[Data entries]
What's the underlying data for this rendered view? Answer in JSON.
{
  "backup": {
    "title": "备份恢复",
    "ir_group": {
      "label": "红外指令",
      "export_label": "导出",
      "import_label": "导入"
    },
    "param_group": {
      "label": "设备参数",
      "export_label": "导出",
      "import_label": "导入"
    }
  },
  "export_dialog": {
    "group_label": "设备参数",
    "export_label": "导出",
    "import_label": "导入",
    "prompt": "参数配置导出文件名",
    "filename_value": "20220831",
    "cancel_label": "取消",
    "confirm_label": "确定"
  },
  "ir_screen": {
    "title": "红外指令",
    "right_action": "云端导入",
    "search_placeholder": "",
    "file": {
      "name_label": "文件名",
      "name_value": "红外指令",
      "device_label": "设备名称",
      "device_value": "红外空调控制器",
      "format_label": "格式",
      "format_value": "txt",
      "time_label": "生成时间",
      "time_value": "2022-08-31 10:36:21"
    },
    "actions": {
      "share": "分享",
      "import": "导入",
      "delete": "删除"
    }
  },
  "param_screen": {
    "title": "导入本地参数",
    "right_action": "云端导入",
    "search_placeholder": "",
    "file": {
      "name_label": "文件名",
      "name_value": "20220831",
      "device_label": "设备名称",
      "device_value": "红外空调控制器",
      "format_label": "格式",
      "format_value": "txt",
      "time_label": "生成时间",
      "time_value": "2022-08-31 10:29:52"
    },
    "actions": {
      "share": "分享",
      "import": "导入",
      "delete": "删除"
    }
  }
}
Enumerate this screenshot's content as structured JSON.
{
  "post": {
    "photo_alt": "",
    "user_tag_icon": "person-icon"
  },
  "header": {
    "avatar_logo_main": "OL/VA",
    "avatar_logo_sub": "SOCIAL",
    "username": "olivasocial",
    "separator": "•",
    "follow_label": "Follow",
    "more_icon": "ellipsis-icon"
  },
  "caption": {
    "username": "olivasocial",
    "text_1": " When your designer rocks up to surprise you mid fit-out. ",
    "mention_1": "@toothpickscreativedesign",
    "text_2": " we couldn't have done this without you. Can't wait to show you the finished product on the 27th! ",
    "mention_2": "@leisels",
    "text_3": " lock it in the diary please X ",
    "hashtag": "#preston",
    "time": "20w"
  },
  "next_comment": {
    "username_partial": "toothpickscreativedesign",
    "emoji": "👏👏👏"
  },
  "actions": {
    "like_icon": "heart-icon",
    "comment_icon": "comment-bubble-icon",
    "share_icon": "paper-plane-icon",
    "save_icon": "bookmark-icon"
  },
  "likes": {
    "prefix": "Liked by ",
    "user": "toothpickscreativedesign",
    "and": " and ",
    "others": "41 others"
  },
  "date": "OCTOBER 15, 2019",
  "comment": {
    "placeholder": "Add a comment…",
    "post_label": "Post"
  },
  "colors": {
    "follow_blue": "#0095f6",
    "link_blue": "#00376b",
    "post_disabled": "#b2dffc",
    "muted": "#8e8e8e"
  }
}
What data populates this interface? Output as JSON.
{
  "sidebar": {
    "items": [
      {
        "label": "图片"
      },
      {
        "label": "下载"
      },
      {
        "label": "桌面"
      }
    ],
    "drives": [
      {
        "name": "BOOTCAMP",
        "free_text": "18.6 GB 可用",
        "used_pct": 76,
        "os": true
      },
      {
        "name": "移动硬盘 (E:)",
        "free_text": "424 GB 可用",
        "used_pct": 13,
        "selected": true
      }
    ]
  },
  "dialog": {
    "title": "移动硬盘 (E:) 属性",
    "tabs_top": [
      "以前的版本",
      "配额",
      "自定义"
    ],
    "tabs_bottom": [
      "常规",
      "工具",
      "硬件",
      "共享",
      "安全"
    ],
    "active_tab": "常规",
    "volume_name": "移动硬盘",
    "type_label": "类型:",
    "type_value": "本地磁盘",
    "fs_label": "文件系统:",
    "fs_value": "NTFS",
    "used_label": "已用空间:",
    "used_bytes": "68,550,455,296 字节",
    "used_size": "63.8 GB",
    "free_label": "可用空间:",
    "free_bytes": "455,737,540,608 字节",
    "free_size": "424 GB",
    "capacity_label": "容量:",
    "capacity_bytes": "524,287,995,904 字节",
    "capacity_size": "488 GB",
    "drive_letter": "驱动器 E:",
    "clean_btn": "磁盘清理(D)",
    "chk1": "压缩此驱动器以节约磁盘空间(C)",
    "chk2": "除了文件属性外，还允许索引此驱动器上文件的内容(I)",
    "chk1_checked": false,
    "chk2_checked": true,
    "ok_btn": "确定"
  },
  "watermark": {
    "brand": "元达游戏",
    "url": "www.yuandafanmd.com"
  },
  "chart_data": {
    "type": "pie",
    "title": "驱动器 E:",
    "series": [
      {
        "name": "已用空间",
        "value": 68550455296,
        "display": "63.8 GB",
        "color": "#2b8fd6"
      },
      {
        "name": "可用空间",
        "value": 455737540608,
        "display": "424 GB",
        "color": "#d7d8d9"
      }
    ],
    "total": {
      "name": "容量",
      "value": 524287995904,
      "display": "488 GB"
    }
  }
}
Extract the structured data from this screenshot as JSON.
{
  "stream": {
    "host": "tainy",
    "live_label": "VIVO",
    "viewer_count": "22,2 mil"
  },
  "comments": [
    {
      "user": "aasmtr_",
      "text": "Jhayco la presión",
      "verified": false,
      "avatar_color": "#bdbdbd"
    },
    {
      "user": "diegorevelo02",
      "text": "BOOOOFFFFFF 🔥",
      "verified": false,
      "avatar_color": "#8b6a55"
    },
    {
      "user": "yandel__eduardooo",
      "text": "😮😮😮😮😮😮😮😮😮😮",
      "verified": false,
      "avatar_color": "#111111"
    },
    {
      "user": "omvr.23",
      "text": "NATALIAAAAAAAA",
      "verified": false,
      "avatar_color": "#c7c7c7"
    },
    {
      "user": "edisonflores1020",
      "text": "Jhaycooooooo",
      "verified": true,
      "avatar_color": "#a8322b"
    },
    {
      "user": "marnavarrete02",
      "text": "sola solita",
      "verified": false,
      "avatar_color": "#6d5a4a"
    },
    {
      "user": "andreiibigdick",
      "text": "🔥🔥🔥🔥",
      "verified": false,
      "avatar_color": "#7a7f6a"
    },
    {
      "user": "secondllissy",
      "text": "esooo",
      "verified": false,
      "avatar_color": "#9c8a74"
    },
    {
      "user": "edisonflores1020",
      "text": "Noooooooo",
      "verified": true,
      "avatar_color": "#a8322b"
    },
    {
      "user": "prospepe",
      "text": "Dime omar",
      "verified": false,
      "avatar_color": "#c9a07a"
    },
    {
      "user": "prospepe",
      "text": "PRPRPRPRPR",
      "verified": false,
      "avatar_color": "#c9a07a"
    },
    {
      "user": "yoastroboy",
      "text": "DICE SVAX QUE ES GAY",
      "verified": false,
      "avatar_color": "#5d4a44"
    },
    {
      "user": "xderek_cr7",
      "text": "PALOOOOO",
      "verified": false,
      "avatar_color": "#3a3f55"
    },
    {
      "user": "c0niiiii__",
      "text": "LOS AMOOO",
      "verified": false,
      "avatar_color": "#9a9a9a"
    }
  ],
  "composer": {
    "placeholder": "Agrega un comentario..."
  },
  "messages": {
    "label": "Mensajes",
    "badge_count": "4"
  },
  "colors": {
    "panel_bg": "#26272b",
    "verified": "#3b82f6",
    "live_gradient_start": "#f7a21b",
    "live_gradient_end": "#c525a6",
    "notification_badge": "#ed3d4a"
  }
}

* [Objective] Return the material exactly as it stands.

* [Solution to this task]
What's the underlying data for this rendered view? Answer in JSON.
{
  "backup": {
    "title": "备份恢复",
    "ir_group": {
      "label": "红外指令",
      "export_label": "导出",
      "import_label": "导入"
    },
    "param_group": {
      "label": "设备参数",
      "export_label": "导出",
      "import_label": "导入"
    }
  },
  "export_dialog": {
    "group_label": "设备参数",
    "export_label": "导出",
    "import_label": "导入",
    "prompt": "参数配置导出文件名",
    "filename_value": "20220831",
    "cancel_label": "取消",
    "confirm_label": "确定"
  },
  "ir_screen": {
    "title": "红外指令",
    "right_action": "云端导入",
    "search_placeholder": "",
    "file": {
      "name_label": "文件名",
      "name_value": "红外指令",
      "device_label": "设备名称",
      "device_value": "红外空调控制器",
      "format_label": "格式",
      "format_value": "txt",
      "time_label": "生成时间",
      "time_value": "2022-08-31 10:36:21"
    },
    "actions": {
      "share": "分享",
      "import": "导入",
      "delete": "删除"
    }
  },
  "param_screen": {
    "title": "导入本地参数",
    "right_action": "云端导入",
    "search_placeholder": "",
    "file": {
      "name_label": "文件名",
      "name_value": "20220831",
      "device_label": "设备名称",
      "device_value": "红外空调控制器",
      "format_label": "格式",
      "format_value": "txt",
      "time_label": "生成时间",
      "time_value": "2022-08-31 10:29:52"
    },
    "actions": {
      "share": "分享",
      "import": "导入",
      "delete": "删除"
    }
  }
}
Enumerate this screenshot's content as structured JSON.
{
  "post": {
    "photo_alt": "",
    "user_tag_icon": "person-icon"
  },
  "header": {
    "avatar_logo_main": "OL/VA",
    "avatar_logo_sub": "SOCIAL",
    "username": "olivasocial",
    "separator": "•",
    "follow_label": "Follow",
    "more_icon": "ellipsis-icon"
  },
  "caption": {
    "username": "olivasocial",
    "text_1": " When your designer rocks up to surprise you mid fit-out. ",
    "mention_1": "@toothpickscreativedesign",
    "text_2": " we couldn't have done this without you. Can't wait to show you the finished product on the 27th! ",
    "mention_2": "@leisels",
    "text_3": " lock it in the diary please X ",
    "hashtag": "#preston",
    "time": "20w"
  },
  "next_comment": {
    "username_partial": "toothpickscreativedesign",
    "emoji": "👏👏👏"
  },
  "actions": {
    "like_icon": "heart-icon",
    "comment_icon": "comment-bubble-icon",
    "share_icon": "paper-plane-icon",
    "save_icon": "bookmark-icon"
  },
  "likes": {
    "prefix": "Liked by ",
    "user": "toothpickscreativedesign",
    "and": " and ",
    "others": "41 others"
  },
  "date": "OCTOBER 15, 2019",
  "comment": {
    "placeholder": "Add a comment…",
    "post_label": "Post"
  },
  "colors": {
    "follow_blue": "#0095f6",
    "link_blue": "#00376b",
    "post_disabled": "#b2dffc",
    "muted": "#8e8e8e"
  }
}
What data populates this interface? Output as JSON.
{
  "sidebar": {
    "items": [
      {
        "label": "图片"
      },
      {
        "label": "下载"
      },
      {
        "label": "桌面"
      }
    ],
    "drives": [
      {
        "name": "BOOTCAMP",
        "free_text": "18.6 GB 可用",
        "used_pct": 76,
        "os": true
      },
      {
        "name": "移动硬盘 (E:)",
        "free_text": "424 GB 可用",
        "used_pct": 13,
        "selected": true
      }
    ]
  },
  "dialog": {
    "title": "移动硬盘 (E:) 属性",
    "tabs_top": [
      "以前的版本",
      "配额",
      "自定义"
    ],
    "tabs_bottom": [
      "常规",
      "工具",
      "硬件",
      "共享",
      "安全"
    ],
    "active_tab": "常规",
    "volume_name": "移动硬盘",
    "type_label": "类型:",
    "type_value": "本地磁盘",
    "fs_label": "文件系统:",
    "fs_value": "NTFS",
    "used_label": "已用空间:",
    "used_bytes": "68,550,455,296 字节",
    "used_size": "63.8 GB",
    "free_label": "可用空间:",
    "free_bytes": "455,737,540,608 字节",
    "free_size": "424 GB",
    "capacity_label": "容量:",
    "capacity_bytes": "524,287,995,904 字节",
    "capacity_size": "488 GB",
    "drive_letter": "驱动器 E:",
    "clean_btn": "磁盘清理(D)",
    "chk1": "压缩此驱动器以节约磁盘空间(C)",
    "chk2": "除了文件属性外，还允许索引此驱动器上文件的内容(I)",
    "chk1_checked": false,
    "chk2_checked": true,
    "ok_btn": "确定"
  },
  "watermark": {
    "brand": "元达游戏",
    "url": "www.yuandafanmd.com"
  },
  "chart_data": {
    "type": "pie",
    "title": "驱动器 E:",
    "series": [
      {
        "name": "已用空间",
        "value": 68550455296,
        "display": "63.8 GB",
        "color": "#2b8fd6"
      },
      {
        "name": "可用空间",
        "value": 455737540608,
        "display": "424 GB",
        "color": "#d7d8d9"
      }
    ],
    "total": {
      "name": "容量",
      "value": 524287995904,
      "display": "488 GB"
    }
  }
}
Extract the structured data from this screenshot as JSON.
{
  "stream": {
    "host": "tainy",
    "live_label": "VIVO",
    "viewer_count": "22,2 mil"
  },
  "comments": [
    {
      "user": "aasmtr_",
      "text": "Jhayco la presión",
      "verified": false,
      "avatar_color": "#bdbdbd"
    },
    {
      "user": "diegorevelo02",
      "text": "BOOOOFFFFFF 🔥",
      "verified": false,
      "avatar_color": "#8b6a55"
    },
    {
      "user": "yandel__eduardooo",
      "text": "😮😮😮😮😮😮😮😮😮😮",
      "verified": false,
      "avatar_color": "#111111"
    },
    {
      "user": "omvr.23",
      "text": "NATALIAAAAAAAA",
      "verified": false,
      "avatar_color": "#c7c7c7"
    },
    {
      "user": "edisonflores1020",
      "text": "Jhaycooooooo",
      "verified": true,
      "avatar_color": "#a8322b"
    },
    {
      "user": "marnavarrete02",
      "text": "sola solita",
      "verified": false,
      "avatar_color": "#6d5a4a"
    },
    {
      "user": "andreiibigdick",
      "text": "🔥🔥🔥🔥",
      "verified": false,
      "avatar_color": "#7a7f6a"
    },
    {
      "user": "secondllissy",
      "text": "esooo",
      "verified": false,
      "avatar_color": "#9c8a74"
    },
    {
      "user": "edisonflores1020",
      "text": "Noooooooo",
      "verified": true,
      "avatar_color": "#a8322b"
    },
    {
      "user": "prospepe",
      "text": "Dime omar",
      "verified": false,
      "avatar_color": "#c9a07a"
    },
    {
      "user": "prospepe",
      "text": "PRPRPRPRPR",
      "verified": false,
      "avatar_color": "#c9a07a"
    },
    {
      "user": "yoastroboy",
      "text": "DICE SVAX QUE ES GAY",
      "verified": false,
      "avatar_color": "#5d4a44"
    },
    {
      "user": "xderek_cr7",
      "text": "PALOOOOO",
      "verified": false,
      "avatar_color": "#3a3f55"
    },
    {
      "user": "c0niiiii__",
      "text": "LOS AMOOO",
      "verified": false,
      "avatar_color": "#9a9a9a"
    }
  ],
  "composer": {
    "placeholder": "Agrega un comentario..."
  },
  "messages": {
    "label": "Mensajes",
    "badge_count": "4"
  },
  "colors": {
    "panel_bg": "#26272b",
    "verified": "#3b82f6",
    "live_gradient_start": "#f7a21b",
    "live_gradient_end": "#c525a6",
    "notification_badge": "#ed3d4a"
  }
}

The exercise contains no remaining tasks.